▸ Required work: Look below and pull out each line with the word "Kasım".

start

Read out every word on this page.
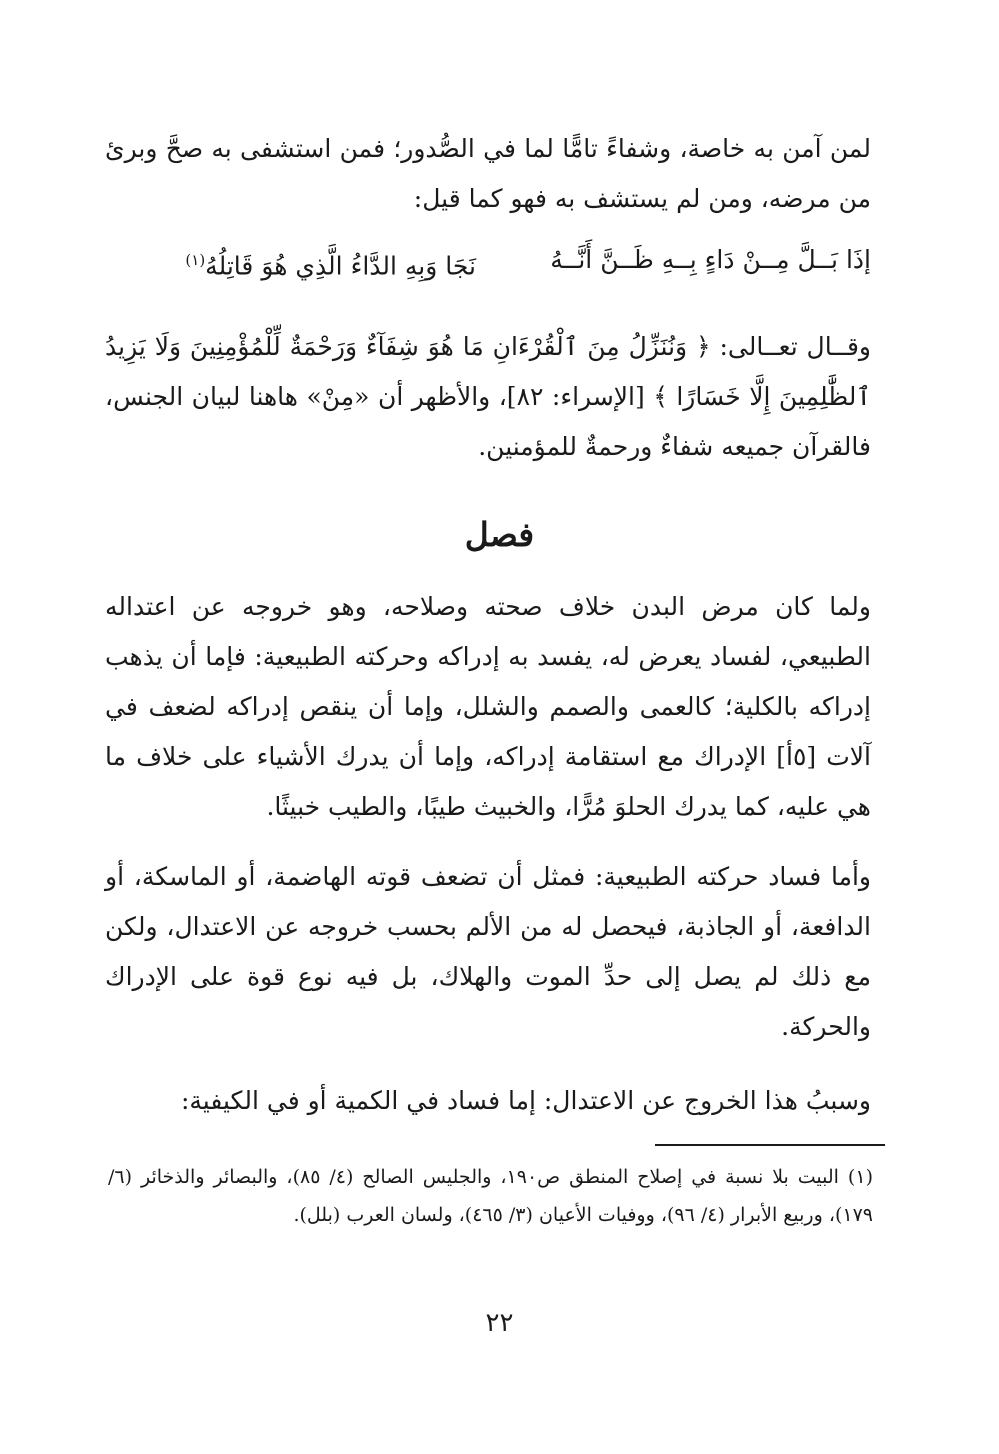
لمن آمن به خاصة، وشفاءً تامًّا لما في الصُّدور؛ فمن استشفى به صحَّ وبرئ من مرضه، ومن لم يستشف به فهو كما قيل:
إذَا بَــلَّ مِــنْ دَاءٍ بِــهِ ظَــنَّ أَنَّــهُ
نَجَا وَبِهِ الدَّاءُ الَّذِي هُوَ قَاتِلُهُ$^{(١)}$
وقــال تعــالى: ﴿ وَنُنَزِّلُ مِنَ ٱلْقُرْءَانِ مَا هُوَ شِفَآءٌ وَرَحْمَةٌ لِّلْمُؤْمِنِينَ وَلَا يَزِيدُ ٱلظَّٰلِمِينَ إِلَّا خَسَارًا ﴾ [الإسراء: ٨٢]، والأظهر أن «مِنْ» هاهنا لبيان الجنس، فالقرآن جميعه شفاءٌ ورحمةٌ للمؤمنين.
فصل
ولما كان مرض البدن خلاف صحته وصلاحه، وهو خروجه عن اعتداله الطبيعي، لفساد يعرض له، يفسد به إدراكه وحركته الطبيعية: فإما أن يذهب إدراكه بالكلية؛ كالعمى والصمم والشلل، وإما أن ينقص إدراكه لضعف في آلات [٥أ] الإدراك مع استقامة إدراكه، وإما أن يدرك الأشياء على خلاف ما هي عليه، كما يدرك الحلوَ مُرًّا، والخبيث طيبًا، والطيب خبيثًا.
وأما فساد حركته الطبيعية: فمثل أن تضعف قوته الهاضمة، أو الماسكة، أو الدافعة، أو الجاذبة، فيحصل له من الألم بحسب خروجه عن الاعتدال، ولكن مع ذلك لم يصل إلى حدِّ الموت والهلاك، بل فيه نوع قوة على الإدراك والحركة.
وسببُ هذا الخروج عن الاعتدال: إما فساد في الكمية أو في الكيفية:
(١) البيت بلا نسبة في إصلاح المنطق ص١٩٠، والجليس الصالح (٤/ ٨٥)، والبصائر والذخائر (٦/ ١٧٩)، وربيع الأبرار (٤/ ٩٦)، ووفيات الأعيان (٣/ ٤٦٥)، ولسان العرب (بلل).
٢٢
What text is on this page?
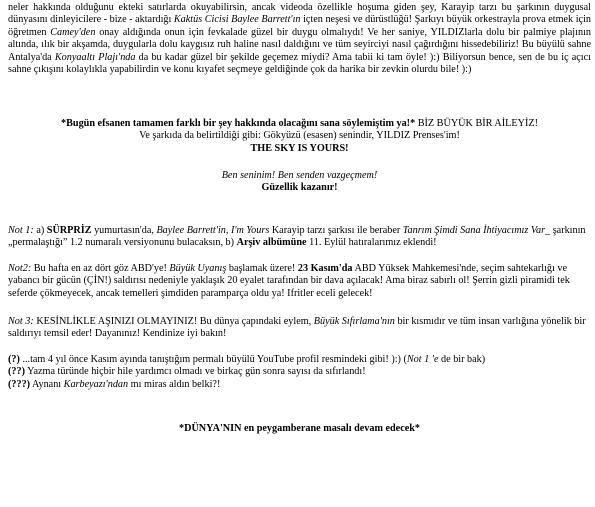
neler hakkında olduğunu ekteki satırlarda okuyabilirsin, ancak videoda özellikle hoşuma giden şey, Karayip tarzı bu şarkının duygusal dünyasını dinleyicilere - bize - aktardığı Kaktüs Cicisi Baylee Barrett'ın içten neşesi ve dürüstlüğü! Şarkıyı büyük orkestrayla prova etmek için öğretmen Camey'den onay aldığında onun için fevkalade güzel bir duygu olmalıydı! Ve her saniye, YILDIZlarla dolu bir palmiye plajının altında, ılık bir akşamda, duygularla dolu kaygısız ruh haline nasıl daldığını ve tüm seyirciyi nasıl çağırdığını hissedebiliriz! Bu büyülü sahne Antalya'da Konyaaltı Plajı'nda da bu kadar güzel bir şekilde geçemez miydi? Ama tabii ki tam öyle! ):) Biliyorsun bence, sen de bu iç açıcı sahne çıkışını kolaylıkla yapabilirdin ve konu kıyafet seçmeye geldiğinde çok da harika bir zevkin olurdu bile! ):)

*Bugün efsanen tamamen farklı bir şey hakkında olacağını sana söylemiştim ya!* BİZ BÜYÜK BİR AİLEYİZ!

Ve şarkıda da belirtildiği gibi: Gökyüzü (esasen) senindir, YILDIZ Prenses'im!

THE SKY IS YOURS!

Ben seninim! Ben senden vazgeçmem!

Güzellik kazanır!

Not 1: a) SÜRPRİZ yumurtasın'da, Baylee Barrett'in, I'm Yours Karayip tarzı şarkısı ile beraber Tanrım Şimdi Sana İhtiyacımız Var_ şarkının „permalaştığı” 1.2 numaralı versiyonunu bulacaksın, b) Arşiv albümüne 11. Eylül hatıralarımız eklendi!

Not2: Bu hafta en az dört göz ABD'ye! Büyük Uyanış başlamak üzere! 23 Kasım'da ABD Yüksek Mahkemesi'nde, seçim sahtekarlığı ve yabancı bir gücün (ÇİN!) saldırısı nedeniyle yaklaşık 20 eyalet tarafından bir dava açılacak! Ama biraz sabırlı ol! Şerrin gizli piramidi tek seferde çökmeyecek, ancak temelleri şimdiden paramparça oldu ya! Ifritler eceli gelecek!

Not 3: KESİNLİKLE AŞINIZI OLMAYINIZ! Bu dünya çapındaki eylem, Büyük Sıfırlama'nın bir kısmıdır ve tüm insan varlığına yönelik bir saldırıyı temsil eder! Dayanınız! Kendinize iyi bakın!

(?) ...tam 4 yıl önce Kasım ayında tanıştığım permalı büyülü YouTube profil resmindeki gibi! ):) (Not 1 'e de bir bak)

(??) Yazma türünde hiçbir hile yardımcı olmadı ve birkaç gün sonra sayısı da sıfırlandı!

(???) Aynanı Karbeyazı'ndan mı miras aldın belki?!

*DÜNYA'NIN en peygamberane masalı devam edecek*
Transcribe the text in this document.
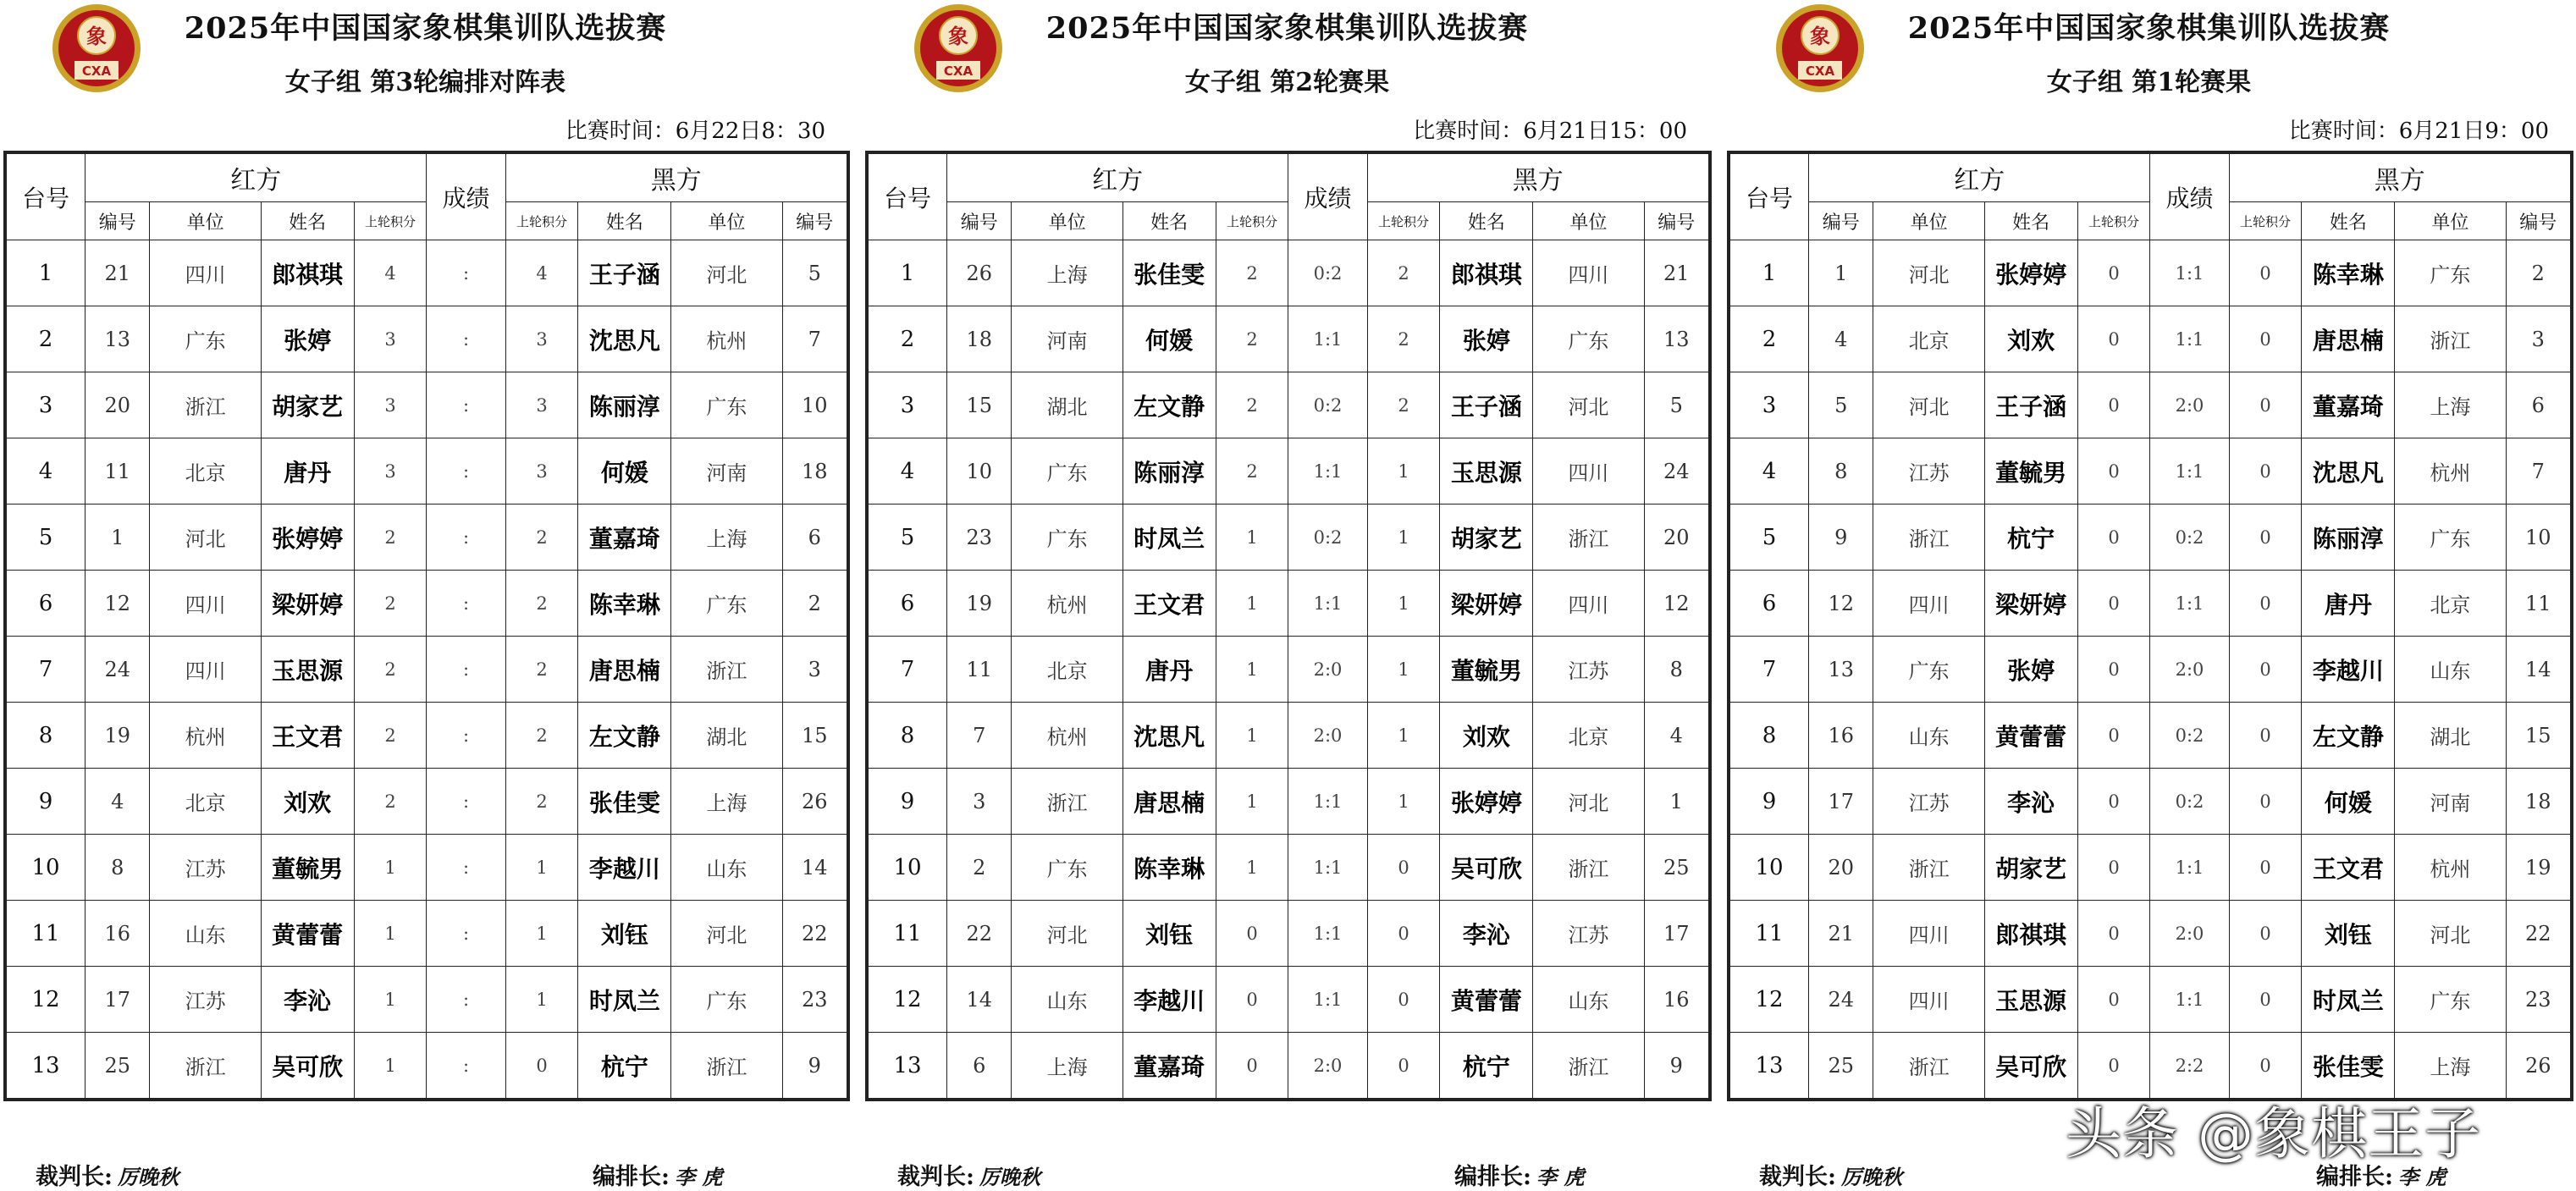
象
CXA
2025年中国国家象棋集训队选拔赛
女子组 第3轮编排对阵表
比赛时间：6月22日8：30
台号	红方				成绩	黑方			
	编号	单位	姓名	上轮积分		上轮积分	姓名	单位	编号
1	21	四川	郎祺琪	4	:	4	王子涵	河北	5
2	13	广东	张婷	3	:	3	沈思凡	杭州	7
3	20	浙江	胡家艺	3	:	3	陈丽淳	广东	10
4	11	北京	唐丹	3	:	3	何媛	河南	18
5	1	河北	张婷婷	2	:	2	董嘉琦	上海	6
6	12	四川	梁妍婷	2	:	2	陈幸琳	广东	2
7	24	四川	玉思源	2	:	2	唐思楠	浙江	3
8	19	杭州	王文君	2	:	2	左文静	湖北	15
9	4	北京	刘欢	2	:	2	张佳雯	上海	26
10	8	江苏	董毓男	1	:	1	李越川	山东	14
11	16	山东	黄蕾蕾	1	:	1	刘钰	河北	22
12	17	江苏	李沁	1	:	1	时凤兰	广东	23
13	25	浙江	吴可欣	1	:	0	杭宁	浙江	9
裁判长: 厉晚秋	编排长: 李 虎
象
CXA
2025年中国国家象棋集训队选拔赛
女子组 第2轮赛果
比赛时间：6月21日15：00
台号	红方				成绩	黑方			
	编号	单位	姓名	上轮积分		上轮积分	姓名	单位	编号
1	26	上海	张佳雯	2	0:2	2	郎祺琪	四川	21
2	18	河南	何媛	2	1:1	2	张婷	广东	13
3	15	湖北	左文静	2	0:2	2	王子涵	河北	5
4	10	广东	陈丽淳	2	1:1	1	玉思源	四川	24
5	23	广东	时凤兰	1	0:2	1	胡家艺	浙江	20
6	19	杭州	王文君	1	1:1	1	梁妍婷	四川	12
7	11	北京	唐丹	1	2:0	1	董毓男	江苏	8
8	7	杭州	沈思凡	1	2:0	1	刘欢	北京	4
9	3	浙江	唐思楠	1	1:1	1	张婷婷	河北	1
10	2	广东	陈幸琳	1	1:1	0	吴可欣	浙江	25
11	22	河北	刘钰	0	1:1	0	李沁	江苏	17
12	14	山东	李越川	0	1:1	0	黄蕾蕾	山东	16
13	6	上海	董嘉琦	0	2:0	0	杭宁	浙江	9
裁判长: 厉晚秋	编排长: 李 虎
象
CXA
2025年中国国家象棋集训队选拔赛
女子组 第1轮赛果
比赛时间：6月21日9：00
台号	红方				成绩	黑方			
	编号	单位	姓名	上轮积分		上轮积分	姓名	单位	编号
1	1	河北	张婷婷	0	1:1	0	陈幸琳	广东	2
2	4	北京	刘欢	0	1:1	0	唐思楠	浙江	3
3	5	河北	王子涵	0	2:0	0	董嘉琦	上海	6
4	8	江苏	董毓男	0	1:1	0	沈思凡	杭州	7
5	9	浙江	杭宁	0	0:2	0	陈丽淳	广东	10
6	12	四川	梁妍婷	0	1:1	0	唐丹	北京	11
7	13	广东	张婷	0	2:0	0	李越川	山东	14
8	16	山东	黄蕾蕾	0	0:2	0	左文静	湖北	15
9	17	江苏	李沁	0	0:2	0	何媛	河南	18
10	20	浙江	胡家艺	0	1:1	0	王文君	杭州	19
11	21	四川	郎祺琪	0	2:0	0	刘钰	河北	22
12	24	四川	玉思源	0	1:1	0	时凤兰	广东	23
13	25	浙江	吴可欣	0	2:2	0	张佳雯	上海	26
裁判长: 厉晚秋	编排长: 李 虎
头条 @象棋王子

end

▸ Right answer:
Not2: Bu hafta en az dört göz ABD'ye! Büyük Uyanış başlamak üzere! 23 Kasım'da ABD Yüksek Mahkemesi'nde, seçim sahtekarlığı ve yabancı bir gücün (ÇİN!) saldırısı nedeniyle yaklaşık 20 eyalet tarafından bir dava açılacak! Ama biraz sabırlı ol! Şerrin gizli piramidi tek seferde çökmeyecek, ancak temelleri şimdiden paramparça oldu ya! Ifritler eceli gelecek!
(?) ...tam 4 yıl önce Kasım ayında tanıştığım permalı büyülü YouTube profil resmindeki gibi! ):) (Not 1 'e de bir bak)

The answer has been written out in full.